Return all of the lines below exactly as they are.
++++++++++
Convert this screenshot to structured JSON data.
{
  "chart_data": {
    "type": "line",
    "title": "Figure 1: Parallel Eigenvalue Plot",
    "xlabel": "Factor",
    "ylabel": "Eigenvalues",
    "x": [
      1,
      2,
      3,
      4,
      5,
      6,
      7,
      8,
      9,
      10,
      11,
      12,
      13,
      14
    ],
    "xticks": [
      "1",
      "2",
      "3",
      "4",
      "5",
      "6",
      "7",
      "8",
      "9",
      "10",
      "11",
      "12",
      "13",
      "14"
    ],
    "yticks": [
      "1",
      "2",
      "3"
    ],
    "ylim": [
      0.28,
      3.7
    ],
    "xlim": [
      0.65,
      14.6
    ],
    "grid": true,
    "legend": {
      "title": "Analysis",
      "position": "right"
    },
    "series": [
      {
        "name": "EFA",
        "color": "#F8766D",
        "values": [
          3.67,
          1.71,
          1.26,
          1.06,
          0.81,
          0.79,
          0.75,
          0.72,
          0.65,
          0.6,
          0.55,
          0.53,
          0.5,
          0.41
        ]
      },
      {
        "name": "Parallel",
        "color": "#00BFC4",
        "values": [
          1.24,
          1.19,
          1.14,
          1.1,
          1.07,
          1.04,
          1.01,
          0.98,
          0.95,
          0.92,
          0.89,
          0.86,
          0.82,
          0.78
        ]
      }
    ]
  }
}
++++++++++
# Right answer
Convert this screenshot to structured JSON data.
{
  "chart_data": {
    "type": "line",
    "title": "Figure 1: Parallel Eigenvalue Plot",
    "xlabel": "Factor",
    "ylabel": "Eigenvalues",
    "x": [
      1,
      2,
      3,
      4,
      5,
      6,
      7,
      8,
      9,
      10,
      11,
      12,
      13,
      14
    ],
    "xticks": [
      "1",
      "2",
      "3",
      "4",
      "5",
      "6",
      "7",
      "8",
      "9",
      "10",
      "11",
      "12",
      "13",
      "14"
    ],
    "yticks": [
      "1",
      "2",
      "3"
    ],
    "ylim": [
      0.28,
      3.7
    ],
    "xlim": [
      0.65,
      14.6
    ],
    "grid": true,
    "legend": {
      "title": "Analysis",
      "position": "right"
    },
    "series": [
      {
        "name": "EFA",
        "color": "#F8766D",
        "values": [
          3.67,
          1.71,
          1.26,
          1.06,
          0.81,
          0.79,
          0.75,
          0.72,
          0.65,
          0.6,
          0.55,
          0.53,
          0.5,
          0.41
        ]
      },
      {
        "name": "Parallel",
        "color": "#00BFC4",
        "values": [
          1.24,
          1.19,
          1.14,
          1.1,
          1.07,
          1.04,
          1.01,
          0.98,
          0.95,
          0.92,
          0.89,
          0.86,
          0.82,
          0.78
        ]
      }
    ]
  }
}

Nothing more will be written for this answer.